Transcribe the entries below exactly.

Excerpt from a dataset:
# # # # # # #

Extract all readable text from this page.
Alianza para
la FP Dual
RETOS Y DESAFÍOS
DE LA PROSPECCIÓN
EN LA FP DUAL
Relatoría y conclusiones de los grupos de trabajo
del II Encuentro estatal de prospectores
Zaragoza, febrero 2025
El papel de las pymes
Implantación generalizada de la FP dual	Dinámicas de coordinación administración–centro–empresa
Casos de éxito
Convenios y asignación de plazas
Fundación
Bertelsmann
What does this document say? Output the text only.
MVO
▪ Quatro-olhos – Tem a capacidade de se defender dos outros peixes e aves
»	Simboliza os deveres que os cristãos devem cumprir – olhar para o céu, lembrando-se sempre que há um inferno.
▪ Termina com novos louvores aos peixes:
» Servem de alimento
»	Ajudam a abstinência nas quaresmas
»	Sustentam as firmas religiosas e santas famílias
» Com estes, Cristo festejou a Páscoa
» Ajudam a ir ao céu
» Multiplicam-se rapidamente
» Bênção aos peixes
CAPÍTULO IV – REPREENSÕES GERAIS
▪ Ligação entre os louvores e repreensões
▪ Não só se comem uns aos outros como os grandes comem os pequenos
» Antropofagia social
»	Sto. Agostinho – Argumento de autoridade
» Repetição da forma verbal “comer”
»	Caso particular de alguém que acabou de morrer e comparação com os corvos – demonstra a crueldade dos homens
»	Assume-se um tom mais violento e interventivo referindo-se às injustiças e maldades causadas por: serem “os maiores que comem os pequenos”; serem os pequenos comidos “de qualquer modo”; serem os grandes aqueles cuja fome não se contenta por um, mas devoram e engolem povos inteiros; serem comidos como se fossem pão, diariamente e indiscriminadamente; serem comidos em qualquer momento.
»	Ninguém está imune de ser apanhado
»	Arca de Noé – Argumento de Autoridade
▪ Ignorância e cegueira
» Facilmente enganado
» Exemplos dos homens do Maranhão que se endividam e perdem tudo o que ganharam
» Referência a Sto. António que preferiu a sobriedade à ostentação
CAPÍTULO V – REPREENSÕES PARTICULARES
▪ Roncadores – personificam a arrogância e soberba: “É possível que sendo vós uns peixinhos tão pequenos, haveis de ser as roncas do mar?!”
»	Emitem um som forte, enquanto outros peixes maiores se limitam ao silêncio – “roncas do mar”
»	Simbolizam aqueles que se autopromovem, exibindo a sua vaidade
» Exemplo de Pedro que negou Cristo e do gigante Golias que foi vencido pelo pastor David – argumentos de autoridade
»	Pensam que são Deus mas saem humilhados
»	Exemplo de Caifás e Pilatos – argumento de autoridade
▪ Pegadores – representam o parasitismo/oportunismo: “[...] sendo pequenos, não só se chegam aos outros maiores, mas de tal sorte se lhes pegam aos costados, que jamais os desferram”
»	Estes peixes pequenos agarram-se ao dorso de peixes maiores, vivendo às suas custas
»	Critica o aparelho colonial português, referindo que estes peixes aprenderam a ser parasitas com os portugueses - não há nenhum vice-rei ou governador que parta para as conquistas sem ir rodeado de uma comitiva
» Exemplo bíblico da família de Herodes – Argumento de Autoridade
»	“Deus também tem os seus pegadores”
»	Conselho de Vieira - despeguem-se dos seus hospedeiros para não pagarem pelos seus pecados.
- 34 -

# # # # # # #

* **EXERCISE RESPONSE**
Extract all readable text from this page.
Alianza para
la FP Dual
RETOS Y DESAFÍOS
DE LA PROSPECCIÓN
EN LA FP DUAL
Relatoría y conclusiones de los grupos de trabajo
del II Encuentro estatal de prospectores
Zaragoza, febrero 2025
El papel de las pymes
Implantación generalizada de la FP dual	Dinámicas de coordinación administración–centro–empresa
Casos de éxito
Convenios y asignación de plazas
Fundación
Bertelsmann
What does this document say? Output the text only.
MVO
▪ Quatro-olhos – Tem a capacidade de se defender dos outros peixes e aves
»	Simboliza os deveres que os cristãos devem cumprir – olhar para o céu, lembrando-se sempre que há um inferno.
▪ Termina com novos louvores aos peixes:
» Servem de alimento
»	Ajudam a abstinência nas quaresmas
»	Sustentam as firmas religiosas e santas famílias
» Com estes, Cristo festejou a Páscoa
» Ajudam a ir ao céu
» Multiplicam-se rapidamente
» Bênção aos peixes
CAPÍTULO IV – REPREENSÕES GERAIS
▪ Ligação entre os louvores e repreensões
▪ Não só se comem uns aos outros como os grandes comem os pequenos
» Antropofagia social
»	Sto. Agostinho – Argumento de autoridade
» Repetição da forma verbal “comer”
»	Caso particular de alguém que acabou de morrer e comparação com os corvos – demonstra a crueldade dos homens
»	Assume-se um tom mais violento e interventivo referindo-se às injustiças e maldades causadas por: serem “os maiores que comem os pequenos”; serem os pequenos comidos “de qualquer modo”; serem os grandes aqueles cuja fome não se contenta por um, mas devoram e engolem povos inteiros; serem comidos como se fossem pão, diariamente e indiscriminadamente; serem comidos em qualquer momento.
»	Ninguém está imune de ser apanhado
»	Arca de Noé – Argumento de Autoridade
▪ Ignorância e cegueira
» Facilmente enganado
» Exemplos dos homens do Maranhão que se endividam e perdem tudo o que ganharam
» Referência a Sto. António que preferiu a sobriedade à ostentação
CAPÍTULO V – REPREENSÕES PARTICULARES
▪ Roncadores – personificam a arrogância e soberba: “É possível que sendo vós uns peixinhos tão pequenos, haveis de ser as roncas do mar?!”
»	Emitem um som forte, enquanto outros peixes maiores se limitam ao silêncio – “roncas do mar”
»	Simbolizam aqueles que se autopromovem, exibindo a sua vaidade
» Exemplo de Pedro que negou Cristo e do gigante Golias que foi vencido pelo pastor David – argumentos de autoridade
»	Pensam que são Deus mas saem humilhados
»	Exemplo de Caifás e Pilatos – argumento de autoridade
▪ Pegadores – representam o parasitismo/oportunismo: “[...] sendo pequenos, não só se chegam aos outros maiores, mas de tal sorte se lhes pegam aos costados, que jamais os desferram”
»	Estes peixes pequenos agarram-se ao dorso de peixes maiores, vivendo às suas custas
»	Critica o aparelho colonial português, referindo que estes peixes aprenderam a ser parasitas com os portugueses - não há nenhum vice-rei ou governador que parta para as conquistas sem ir rodeado de uma comitiva
» Exemplo bíblico da família de Herodes – Argumento de Autoridade
»	“Deus também tem os seus pegadores”
»	Conselho de Vieira - despeguem-se dos seus hospedeiros para não pagarem pelos seus pecados.
- 34 -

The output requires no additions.